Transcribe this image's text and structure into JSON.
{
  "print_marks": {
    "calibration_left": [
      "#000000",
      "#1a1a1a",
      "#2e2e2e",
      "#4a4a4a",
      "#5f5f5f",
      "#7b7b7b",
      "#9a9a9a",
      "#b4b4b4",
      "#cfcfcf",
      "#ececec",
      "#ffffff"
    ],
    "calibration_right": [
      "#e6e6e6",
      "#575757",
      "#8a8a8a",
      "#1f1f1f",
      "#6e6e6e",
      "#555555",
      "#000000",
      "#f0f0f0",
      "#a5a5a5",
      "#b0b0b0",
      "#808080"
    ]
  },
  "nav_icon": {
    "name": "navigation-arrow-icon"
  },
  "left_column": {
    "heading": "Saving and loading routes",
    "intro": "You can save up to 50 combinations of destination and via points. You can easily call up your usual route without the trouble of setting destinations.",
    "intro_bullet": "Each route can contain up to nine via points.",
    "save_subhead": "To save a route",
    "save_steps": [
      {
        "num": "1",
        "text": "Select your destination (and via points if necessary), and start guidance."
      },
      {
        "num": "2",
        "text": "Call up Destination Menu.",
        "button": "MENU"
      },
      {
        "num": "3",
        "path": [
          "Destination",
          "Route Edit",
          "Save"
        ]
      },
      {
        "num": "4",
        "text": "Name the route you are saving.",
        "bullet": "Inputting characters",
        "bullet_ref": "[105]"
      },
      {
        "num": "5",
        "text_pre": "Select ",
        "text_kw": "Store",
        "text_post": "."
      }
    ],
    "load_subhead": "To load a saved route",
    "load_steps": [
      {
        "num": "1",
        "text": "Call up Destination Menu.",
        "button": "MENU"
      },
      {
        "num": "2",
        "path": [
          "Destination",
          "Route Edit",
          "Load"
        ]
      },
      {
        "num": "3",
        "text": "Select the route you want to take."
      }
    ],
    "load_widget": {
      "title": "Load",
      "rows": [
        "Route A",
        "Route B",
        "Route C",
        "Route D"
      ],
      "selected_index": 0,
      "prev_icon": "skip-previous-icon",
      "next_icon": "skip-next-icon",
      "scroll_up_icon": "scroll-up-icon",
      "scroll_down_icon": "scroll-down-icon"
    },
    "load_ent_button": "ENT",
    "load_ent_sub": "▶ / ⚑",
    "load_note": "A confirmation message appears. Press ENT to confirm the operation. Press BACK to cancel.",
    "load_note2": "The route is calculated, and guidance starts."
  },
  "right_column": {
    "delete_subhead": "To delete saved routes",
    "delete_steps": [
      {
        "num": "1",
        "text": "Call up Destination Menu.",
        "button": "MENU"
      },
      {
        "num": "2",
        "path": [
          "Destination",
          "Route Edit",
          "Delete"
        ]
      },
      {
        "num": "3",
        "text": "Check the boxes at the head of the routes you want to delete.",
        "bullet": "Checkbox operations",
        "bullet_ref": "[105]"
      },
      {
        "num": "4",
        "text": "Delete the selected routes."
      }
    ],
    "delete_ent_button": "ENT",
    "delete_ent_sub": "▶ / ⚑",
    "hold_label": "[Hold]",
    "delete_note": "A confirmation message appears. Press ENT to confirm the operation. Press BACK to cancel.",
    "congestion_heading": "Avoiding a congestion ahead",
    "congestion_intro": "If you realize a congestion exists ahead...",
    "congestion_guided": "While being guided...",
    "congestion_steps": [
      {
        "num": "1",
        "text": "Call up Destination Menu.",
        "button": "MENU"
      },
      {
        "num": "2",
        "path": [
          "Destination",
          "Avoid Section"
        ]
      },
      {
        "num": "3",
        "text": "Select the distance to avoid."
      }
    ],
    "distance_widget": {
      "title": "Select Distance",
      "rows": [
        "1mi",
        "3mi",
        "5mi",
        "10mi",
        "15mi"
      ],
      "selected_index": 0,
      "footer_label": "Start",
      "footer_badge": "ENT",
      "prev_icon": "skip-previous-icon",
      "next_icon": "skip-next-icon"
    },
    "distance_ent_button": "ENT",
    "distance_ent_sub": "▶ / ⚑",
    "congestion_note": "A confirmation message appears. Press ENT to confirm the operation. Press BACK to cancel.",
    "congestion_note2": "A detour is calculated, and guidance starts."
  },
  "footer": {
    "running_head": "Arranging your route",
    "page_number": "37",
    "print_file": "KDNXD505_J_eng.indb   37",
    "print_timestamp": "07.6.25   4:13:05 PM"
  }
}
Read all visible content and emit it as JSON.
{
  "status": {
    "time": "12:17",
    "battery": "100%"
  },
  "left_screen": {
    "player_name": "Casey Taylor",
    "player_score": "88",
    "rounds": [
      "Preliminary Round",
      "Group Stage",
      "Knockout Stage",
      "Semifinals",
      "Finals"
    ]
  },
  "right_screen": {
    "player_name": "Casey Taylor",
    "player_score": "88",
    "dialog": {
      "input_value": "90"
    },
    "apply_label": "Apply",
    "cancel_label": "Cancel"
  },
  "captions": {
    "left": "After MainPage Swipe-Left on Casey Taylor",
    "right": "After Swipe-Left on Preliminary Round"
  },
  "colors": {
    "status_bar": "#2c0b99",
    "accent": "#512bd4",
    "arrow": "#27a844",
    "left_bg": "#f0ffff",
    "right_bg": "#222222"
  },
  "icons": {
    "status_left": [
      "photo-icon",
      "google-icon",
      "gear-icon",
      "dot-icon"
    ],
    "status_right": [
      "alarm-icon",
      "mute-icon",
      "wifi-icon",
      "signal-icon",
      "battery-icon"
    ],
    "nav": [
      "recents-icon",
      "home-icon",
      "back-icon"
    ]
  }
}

• Problem statement: How many of these lines contain "skip"? Write only the number.

• Exercise solution: 4